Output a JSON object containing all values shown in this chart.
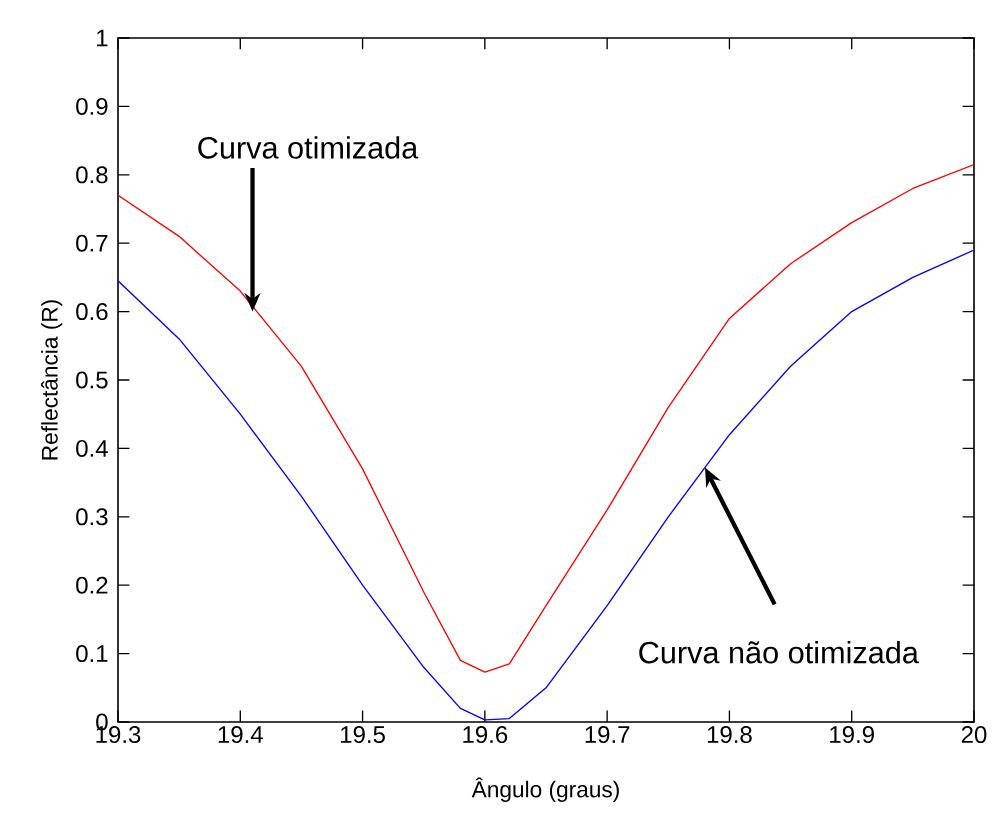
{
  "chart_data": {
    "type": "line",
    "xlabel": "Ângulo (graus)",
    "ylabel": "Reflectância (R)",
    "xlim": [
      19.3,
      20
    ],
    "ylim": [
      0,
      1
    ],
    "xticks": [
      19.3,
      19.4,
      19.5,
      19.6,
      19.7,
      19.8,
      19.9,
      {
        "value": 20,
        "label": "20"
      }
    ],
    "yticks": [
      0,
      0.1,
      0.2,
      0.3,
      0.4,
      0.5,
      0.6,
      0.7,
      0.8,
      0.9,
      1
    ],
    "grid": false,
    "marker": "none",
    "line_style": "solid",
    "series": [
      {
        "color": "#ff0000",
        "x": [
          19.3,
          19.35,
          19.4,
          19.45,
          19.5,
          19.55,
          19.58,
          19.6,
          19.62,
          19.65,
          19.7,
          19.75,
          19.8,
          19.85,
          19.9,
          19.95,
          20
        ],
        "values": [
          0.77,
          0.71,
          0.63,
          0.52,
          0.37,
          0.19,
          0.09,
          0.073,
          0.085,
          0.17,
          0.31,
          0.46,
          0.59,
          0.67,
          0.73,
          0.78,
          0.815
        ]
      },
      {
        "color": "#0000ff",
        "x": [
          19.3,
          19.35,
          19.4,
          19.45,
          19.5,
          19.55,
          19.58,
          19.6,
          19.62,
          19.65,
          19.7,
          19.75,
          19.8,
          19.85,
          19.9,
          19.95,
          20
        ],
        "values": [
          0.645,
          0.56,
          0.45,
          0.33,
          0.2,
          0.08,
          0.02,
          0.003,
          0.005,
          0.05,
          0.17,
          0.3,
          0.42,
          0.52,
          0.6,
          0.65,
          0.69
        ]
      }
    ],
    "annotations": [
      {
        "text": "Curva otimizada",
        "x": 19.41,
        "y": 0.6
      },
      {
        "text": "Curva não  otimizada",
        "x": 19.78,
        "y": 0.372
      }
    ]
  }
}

---

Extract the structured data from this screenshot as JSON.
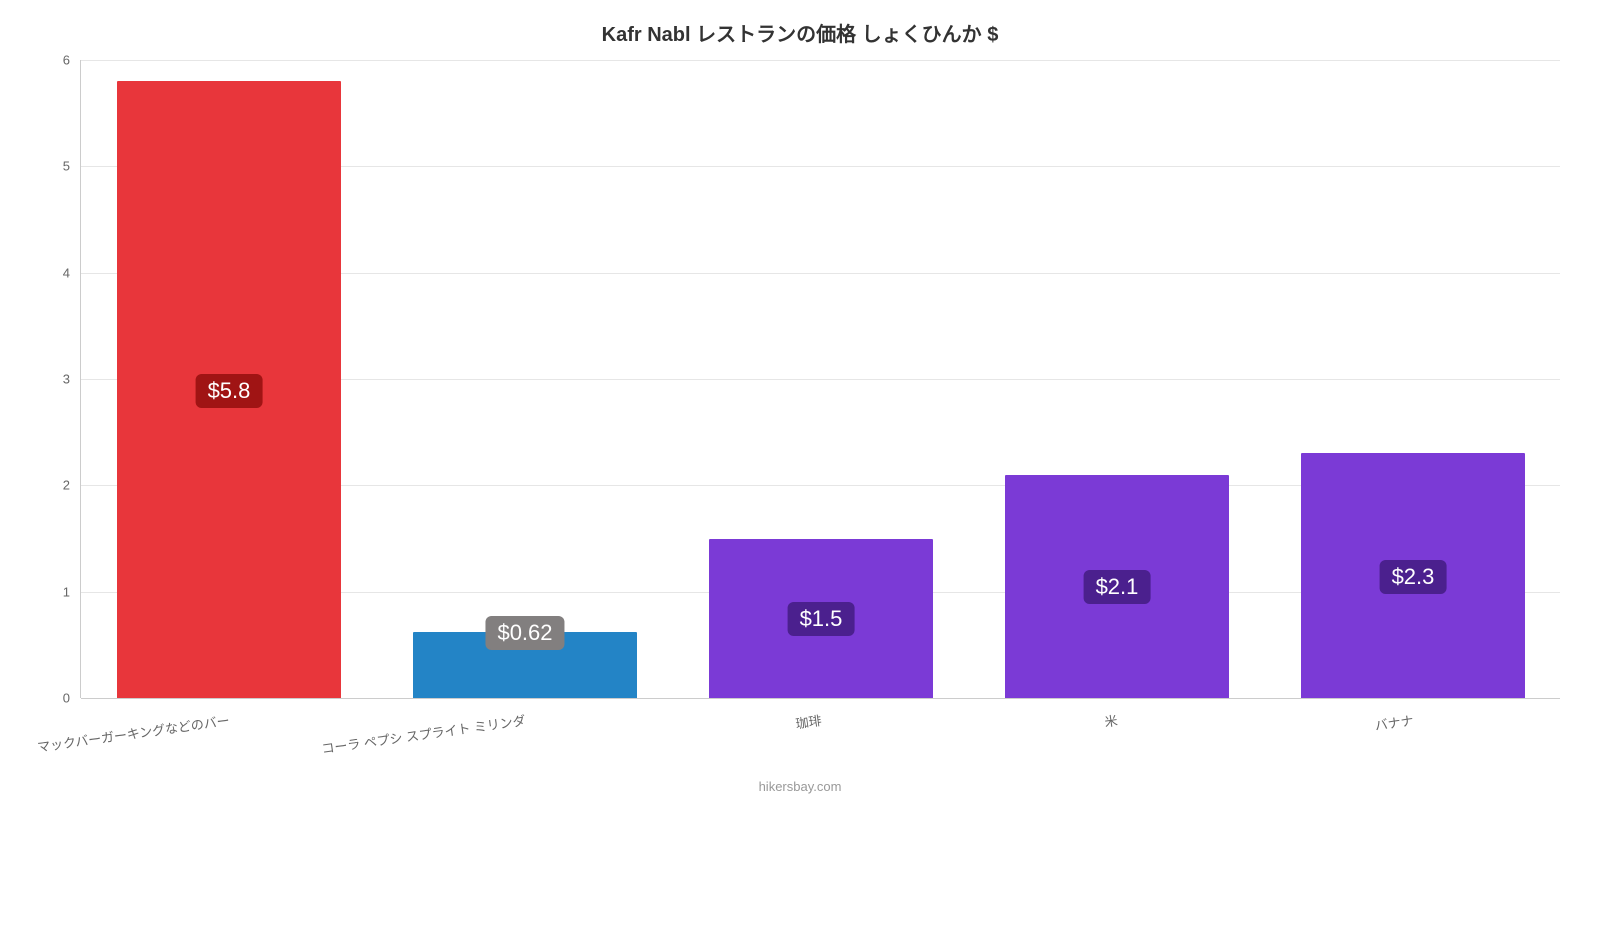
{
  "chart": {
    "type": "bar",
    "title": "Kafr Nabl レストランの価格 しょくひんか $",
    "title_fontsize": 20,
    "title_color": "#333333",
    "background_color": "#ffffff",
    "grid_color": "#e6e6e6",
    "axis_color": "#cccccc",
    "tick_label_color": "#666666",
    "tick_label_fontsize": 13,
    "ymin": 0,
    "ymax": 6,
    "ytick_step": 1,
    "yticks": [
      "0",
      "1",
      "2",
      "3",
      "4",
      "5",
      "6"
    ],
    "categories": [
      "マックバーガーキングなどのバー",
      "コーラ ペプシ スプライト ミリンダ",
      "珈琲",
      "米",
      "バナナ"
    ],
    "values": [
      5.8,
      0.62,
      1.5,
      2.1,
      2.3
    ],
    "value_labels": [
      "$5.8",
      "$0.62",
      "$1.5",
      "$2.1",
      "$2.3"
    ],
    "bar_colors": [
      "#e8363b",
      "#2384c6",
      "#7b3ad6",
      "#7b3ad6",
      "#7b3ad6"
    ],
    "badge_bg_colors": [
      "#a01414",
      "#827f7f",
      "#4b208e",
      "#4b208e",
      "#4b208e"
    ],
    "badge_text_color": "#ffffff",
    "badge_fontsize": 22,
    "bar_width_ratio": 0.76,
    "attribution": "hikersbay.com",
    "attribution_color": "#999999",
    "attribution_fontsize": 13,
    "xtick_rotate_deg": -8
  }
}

What to produce — Each line in the listing above that contains "ffffff" should be copied.

Exercise solution —
    "background_color": "#ffffff",
    "badge_text_color": "#ffffff",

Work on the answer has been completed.